### WORK TO COMPLETE
Return all lines where the word "equation" can be found.

### EXCERPTED DATA
>> Begin

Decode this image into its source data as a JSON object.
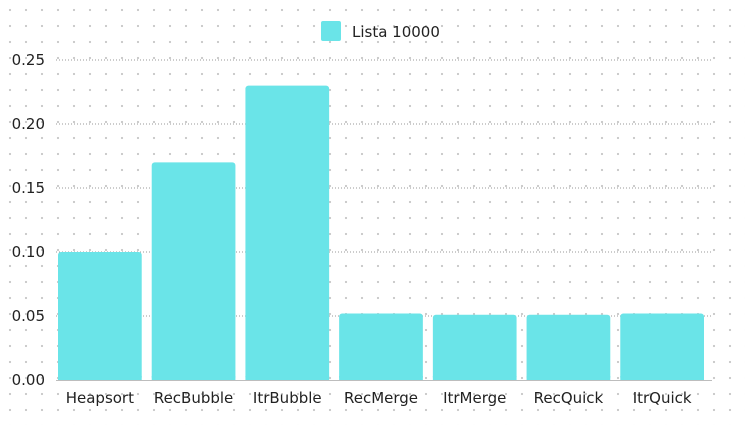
{
  "chart_data": {
    "type": "bar",
    "categories": [
      "Heapsort",
      "RecBubble",
      "ItrBubble",
      "RecMerge",
      "ItrMerge",
      "RecQuick",
      "ItrQuick"
    ],
    "series": [
      {
        "name": "Lista 10000",
        "values": [
          0.1,
          0.17,
          0.23,
          0.052,
          0.051,
          0.051,
          0.052
        ],
        "color": "#6ae4e8"
      }
    ],
    "ylim": [
      0,
      0.25
    ],
    "yticks": [
      "0.00",
      "0.05",
      "0.10",
      "0.15",
      "0.20",
      "0.25"
    ],
    "grid": true,
    "legend_position": "top-center",
    "title": "",
    "xlabel": "",
    "ylabel": ""
  }
}
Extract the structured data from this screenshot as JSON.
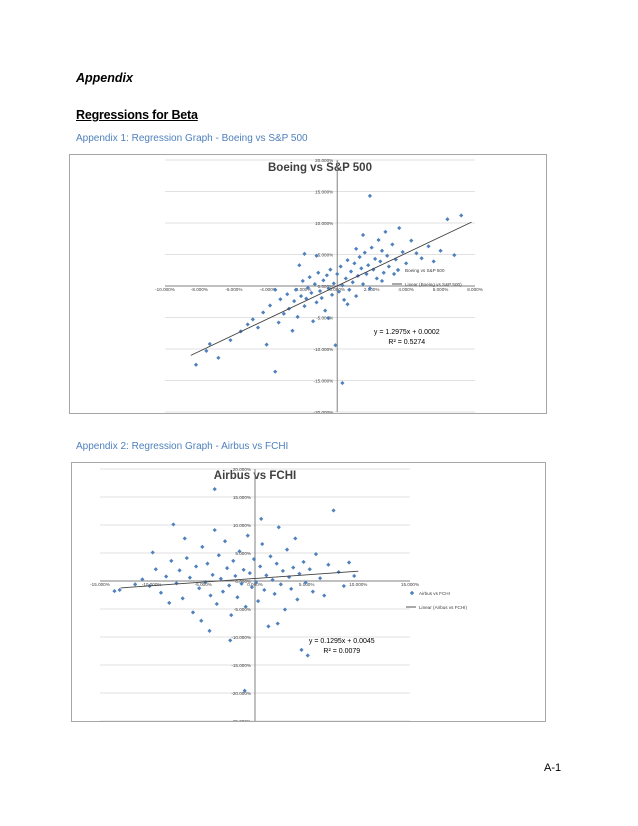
{
  "headings": {
    "appendix": "Appendix",
    "regressions": "Regressions for Beta",
    "caption1": "Appendix 1: Regression Graph - Boeing vs S&P 500",
    "caption2": "Appendix 2: Regression Graph - Airbus vs FCHI"
  },
  "page_number": "A-1",
  "colors": {
    "marker": "#4f81bd",
    "trend": "#404040",
    "grid": "#d9d9d9",
    "caption": "#4f81bd"
  },
  "chart_data": [
    {
      "type": "scatter",
      "title": "Boeing vs S&P 500",
      "xlim": [
        -10,
        8
      ],
      "ylim": [
        -20,
        20
      ],
      "x_ticks": [
        -10,
        -8,
        -6,
        -4,
        -2,
        0,
        2,
        4,
        6,
        8
      ],
      "x_tick_labels": [
        "-10.000%",
        "-8.000%",
        "-6.000%",
        "-4.000%",
        "-2.000%",
        "0.000%",
        "2.000%",
        "4.000%",
        "6.000%",
        "8.000%"
      ],
      "y_ticks": [
        -20,
        -15,
        -10,
        -5,
        0,
        5,
        10,
        15,
        20
      ],
      "y_tick_labels": [
        "-20.000%",
        "-15.000%",
        "-10.000%",
        "-5.000%",
        "0.000%",
        "5.000%",
        "10.000%",
        "15.000%",
        "20.000%"
      ],
      "legend": [
        "Boeing vs S&P 500",
        "Linear (Boeing vs S&P 500)"
      ],
      "legend_position": "right",
      "trendline": {
        "slope": 1.2975,
        "intercept": 0.02,
        "x_range": [
          -8.5,
          7.8
        ]
      },
      "equation": "y = 1.2975x + 0.0002",
      "r_squared": "R² = 0.5274",
      "points": [
        [
          -8.2,
          -12.5
        ],
        [
          -7.6,
          -10.3
        ],
        [
          -7.4,
          -9.2
        ],
        [
          -6.9,
          -11.4
        ],
        [
          -6.2,
          -8.6
        ],
        [
          -5.6,
          -7.2
        ],
        [
          -5.2,
          -6.1
        ],
        [
          -4.9,
          -5.3
        ],
        [
          -4.6,
          -6.6
        ],
        [
          -4.3,
          -4.2
        ],
        [
          -4.1,
          -9.3
        ],
        [
          -3.9,
          -3.1
        ],
        [
          -3.6,
          -13.6
        ],
        [
          -3.4,
          -5.8
        ],
        [
          -3.3,
          -2.1
        ],
        [
          -3.1,
          -4.4
        ],
        [
          -2.9,
          -1.3
        ],
        [
          -2.8,
          -3.6
        ],
        [
          -2.6,
          -7.1
        ],
        [
          -2.5,
          -2.4
        ],
        [
          -2.4,
          -0.6
        ],
        [
          -2.3,
          -4.9
        ],
        [
          -2.1,
          -1.6
        ],
        [
          -2.0,
          0.8
        ],
        [
          -1.9,
          -3.2
        ],
        [
          -1.8,
          -2.0
        ],
        [
          -1.7,
          -0.3
        ],
        [
          -1.6,
          1.4
        ],
        [
          -1.5,
          -1.1
        ],
        [
          -1.4,
          -5.6
        ],
        [
          -1.3,
          0.3
        ],
        [
          -1.2,
          -2.6
        ],
        [
          -1.1,
          2.1
        ],
        [
          -1.0,
          -0.8
        ],
        [
          -0.9,
          -1.9
        ],
        [
          -0.8,
          0.9
        ],
        [
          -0.7,
          -3.9
        ],
        [
          -0.6,
          1.7
        ],
        [
          -0.5,
          -0.4
        ],
        [
          -0.4,
          2.6
        ],
        [
          -0.3,
          -1.4
        ],
        [
          -0.2,
          0.4
        ],
        [
          -0.1,
          -9.4
        ],
        [
          0.0,
          1.9
        ],
        [
          0.1,
          -0.9
        ],
        [
          0.2,
          3.1
        ],
        [
          0.3,
          0.1
        ],
        [
          0.4,
          -2.2
        ],
        [
          0.5,
          1.2
        ],
        [
          0.6,
          4.1
        ],
        [
          0.7,
          -0.6
        ],
        [
          0.8,
          2.3
        ],
        [
          0.9,
          0.6
        ],
        [
          1.0,
          3.6
        ],
        [
          1.1,
          -1.6
        ],
        [
          1.2,
          1.6
        ],
        [
          1.3,
          4.6
        ],
        [
          1.4,
          2.8
        ],
        [
          1.5,
          0.3
        ],
        [
          1.6,
          5.3
        ],
        [
          1.7,
          1.9
        ],
        [
          1.8,
          3.3
        ],
        [
          1.9,
          -0.4
        ],
        [
          2.0,
          6.1
        ],
        [
          2.1,
          2.6
        ],
        [
          2.2,
          4.3
        ],
        [
          2.3,
          1.2
        ],
        [
          2.4,
          7.3
        ],
        [
          2.5,
          3.9
        ],
        [
          2.6,
          5.6
        ],
        [
          2.7,
          2.1
        ],
        [
          2.8,
          8.6
        ],
        [
          2.9,
          4.8
        ],
        [
          3.0,
          3.1
        ],
        [
          3.2,
          6.6
        ],
        [
          3.4,
          4.2
        ],
        [
          3.6,
          9.2
        ],
        [
          3.8,
          5.4
        ],
        [
          4.0,
          3.6
        ],
        [
          4.3,
          7.2
        ],
        [
          4.6,
          5.2
        ],
        [
          4.9,
          4.4
        ],
        [
          5.3,
          6.3
        ],
        [
          5.6,
          3.9
        ],
        [
          6.0,
          5.6
        ],
        [
          6.4,
          10.6
        ],
        [
          6.8,
          4.9
        ],
        [
          7.2,
          11.2
        ],
        [
          1.9,
          14.3
        ],
        [
          -1.2,
          4.8
        ],
        [
          -1.9,
          5.1
        ],
        [
          0.6,
          -2.9
        ],
        [
          -0.5,
          -5.1
        ],
        [
          2.6,
          0.8
        ],
        [
          -3.6,
          -0.6
        ],
        [
          1.1,
          5.9
        ],
        [
          0.3,
          -15.4
        ],
        [
          1.5,
          8.1
        ],
        [
          3.3,
          1.9
        ],
        [
          -2.2,
          3.3
        ]
      ]
    },
    {
      "type": "scatter",
      "title": "Airbus vs FCHI",
      "xlim": [
        -15,
        15
      ],
      "ylim": [
        -25,
        20
      ],
      "x_ticks": [
        -15,
        -10,
        -5,
        0,
        5,
        10,
        15
      ],
      "x_tick_labels": [
        "-15.000%",
        "-10.000%",
        "-5.000%",
        "0.000%",
        "5.000%",
        "10.000%",
        "15.000%"
      ],
      "y_ticks": [
        -25,
        -20,
        -15,
        -10,
        -5,
        0,
        5,
        10,
        15,
        20
      ],
      "y_tick_labels": [
        "-25.000%",
        "-20.000%",
        "-15.000%",
        "-10.000%",
        "-5.000%",
        "0.000%",
        "5.000%",
        "10.000%",
        "15.000%",
        "20.000%"
      ],
      "legend": [
        "Airbus vs FCHI",
        "Linear (Airbus vs FCHI)"
      ],
      "legend_position": "right",
      "trendline": {
        "slope": 0.1295,
        "intercept": 0.45,
        "x_range": [
          -13,
          10
        ]
      },
      "equation": "y = 0.1295x + 0.0045",
      "r_squared": "R² = 0.0079",
      "points": [
        [
          -13.6,
          -1.8
        ],
        [
          -13.1,
          -1.6
        ],
        [
          -11.6,
          -0.6
        ],
        [
          -10.9,
          0.3
        ],
        [
          -10.2,
          -0.9
        ],
        [
          -9.6,
          2.1
        ],
        [
          -9.1,
          -2.1
        ],
        [
          -8.6,
          0.8
        ],
        [
          -8.1,
          3.6
        ],
        [
          -7.6,
          -0.4
        ],
        [
          -7.3,
          1.9
        ],
        [
          -7.0,
          -3.1
        ],
        [
          -6.6,
          4.1
        ],
        [
          -6.3,
          0.6
        ],
        [
          -6.0,
          -5.6
        ],
        [
          -5.7,
          2.6
        ],
        [
          -5.4,
          -1.3
        ],
        [
          -5.1,
          6.1
        ],
        [
          -4.8,
          -0.2
        ],
        [
          -4.6,
          3.1
        ],
        [
          -4.3,
          -2.6
        ],
        [
          -4.1,
          1.1
        ],
        [
          -3.9,
          16.4
        ],
        [
          -3.7,
          -4.1
        ],
        [
          -3.5,
          4.6
        ],
        [
          -3.3,
          0.4
        ],
        [
          -3.1,
          -1.9
        ],
        [
          -2.9,
          7.1
        ],
        [
          -2.7,
          2.3
        ],
        [
          -2.5,
          -0.8
        ],
        [
          -2.3,
          -6.1
        ],
        [
          -2.1,
          3.6
        ],
        [
          -1.9,
          0.9
        ],
        [
          -1.7,
          -2.9
        ],
        [
          -1.5,
          5.3
        ],
        [
          -1.3,
          -0.5
        ],
        [
          -1.1,
          2.0
        ],
        [
          -0.9,
          -4.6
        ],
        [
          -0.7,
          8.1
        ],
        [
          -0.5,
          1.4
        ],
        [
          -0.3,
          -1.1
        ],
        [
          -0.1,
          3.9
        ],
        [
          0.1,
          -0.2
        ],
        [
          0.3,
          -3.6
        ],
        [
          0.5,
          2.6
        ],
        [
          0.7,
          6.6
        ],
        [
          0.9,
          -1.6
        ],
        [
          1.1,
          1.0
        ],
        [
          1.3,
          -8.1
        ],
        [
          1.5,
          4.4
        ],
        [
          1.7,
          0.2
        ],
        [
          1.9,
          -2.3
        ],
        [
          2.1,
          3.1
        ],
        [
          2.3,
          9.6
        ],
        [
          2.5,
          -0.6
        ],
        [
          2.7,
          1.8
        ],
        [
          2.9,
          -5.1
        ],
        [
          3.1,
          5.6
        ],
        [
          3.3,
          0.7
        ],
        [
          3.5,
          -1.4
        ],
        [
          3.7,
          2.4
        ],
        [
          3.9,
          7.6
        ],
        [
          4.1,
          -3.3
        ],
        [
          4.3,
          1.3
        ],
        [
          4.5,
          -12.3
        ],
        [
          4.7,
          3.4
        ],
        [
          4.9,
          -0.3
        ],
        [
          5.1,
          -13.3
        ],
        [
          5.3,
          2.1
        ],
        [
          5.6,
          -1.9
        ],
        [
          5.9,
          4.8
        ],
        [
          6.3,
          0.5
        ],
        [
          6.7,
          -2.6
        ],
        [
          7.1,
          2.9
        ],
        [
          7.6,
          12.6
        ],
        [
          8.1,
          1.6
        ],
        [
          8.6,
          -0.9
        ],
        [
          9.1,
          3.3
        ],
        [
          9.6,
          0.9
        ],
        [
          -9.9,
          5.1
        ],
        [
          -8.3,
          -3.9
        ],
        [
          -6.8,
          7.6
        ],
        [
          -5.2,
          -7.1
        ],
        [
          -3.9,
          9.1
        ],
        [
          -2.4,
          -10.6
        ],
        [
          -1.0,
          -19.6
        ],
        [
          0.6,
          11.1
        ],
        [
          2.2,
          -7.6
        ],
        [
          -7.9,
          10.1
        ],
        [
          -4.4,
          -8.9
        ]
      ]
    }
  ]
}
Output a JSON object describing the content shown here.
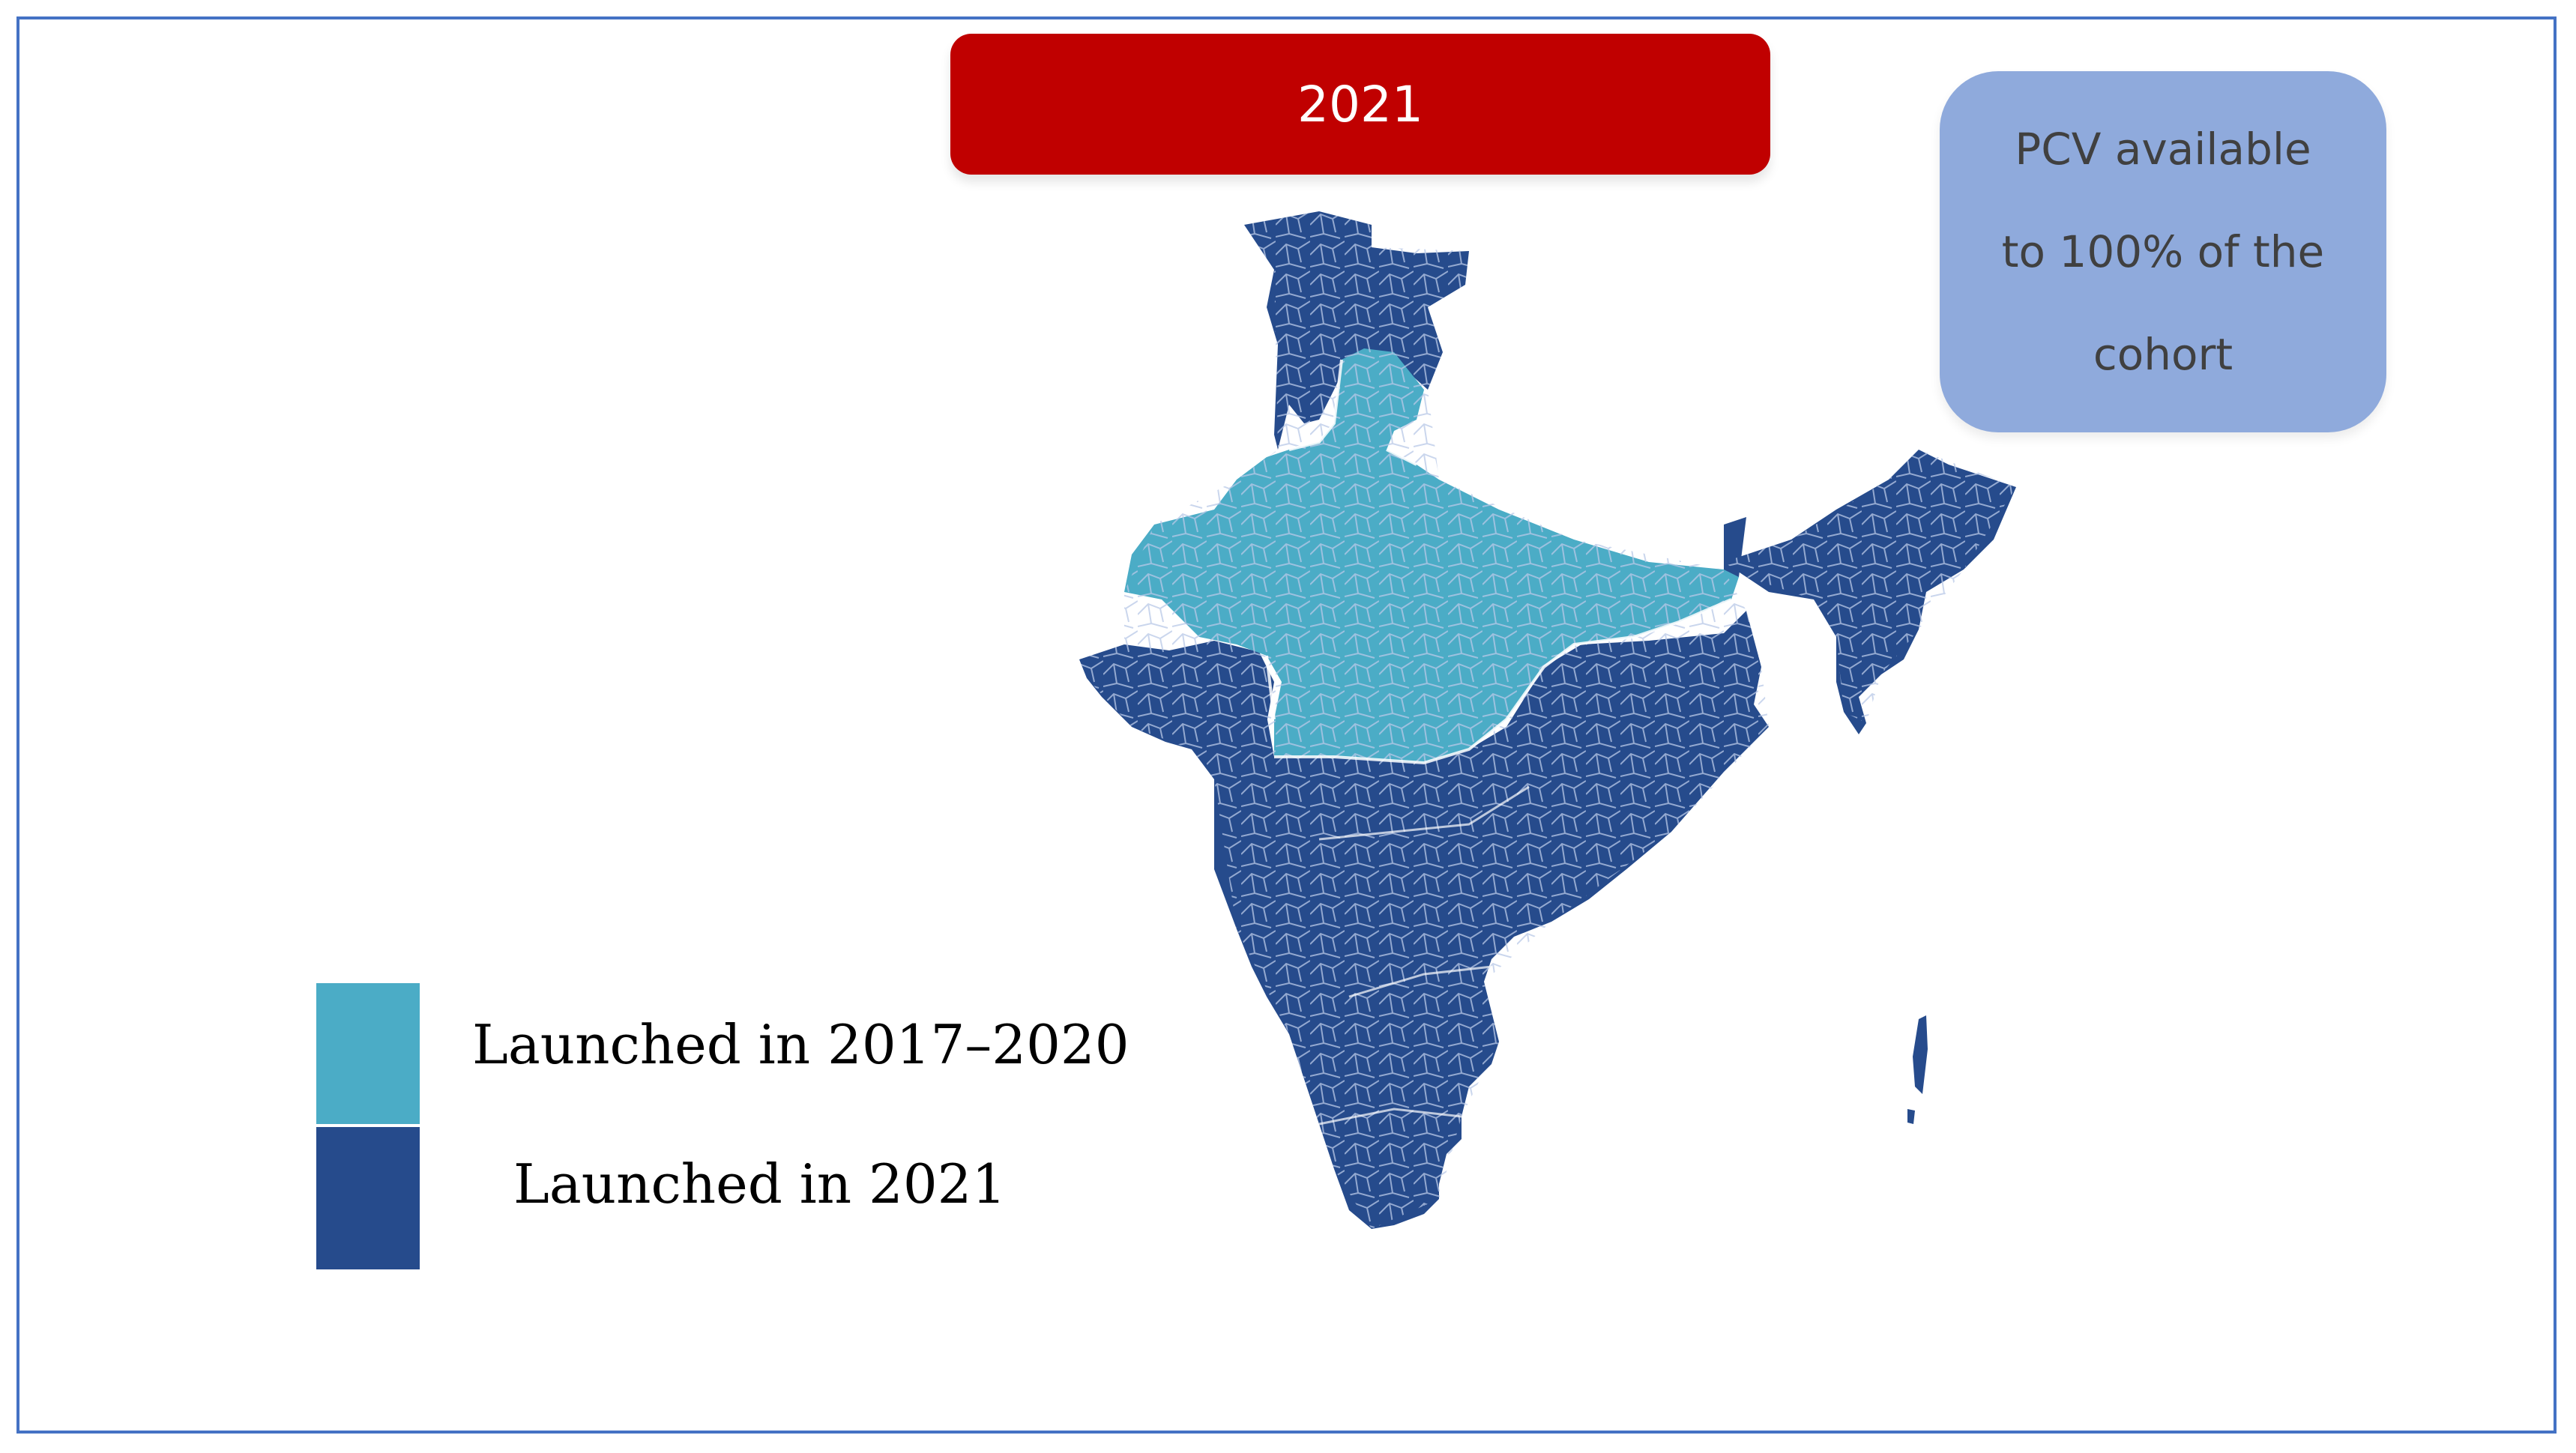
{
  "banner": {
    "year": "2021"
  },
  "info_card": {
    "lines": [
      "PCV available",
      "to 100% of the",
      "cohort"
    ]
  },
  "legend": [
    {
      "label": "Launched in 2017–2020",
      "color": "#4bacc6"
    },
    {
      "label": "Launched in 2021",
      "color": "#264b8c"
    }
  ],
  "map": {
    "region": "India",
    "color_early": "#4bacc6",
    "color_2021": "#264b8c",
    "border_color": "#b8c8e6"
  }
}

>> End

### FINISHED TASK
      "equation": "y = 1.2975x + 0.0002",
      "equation": "y = 0.1295x + 0.0045",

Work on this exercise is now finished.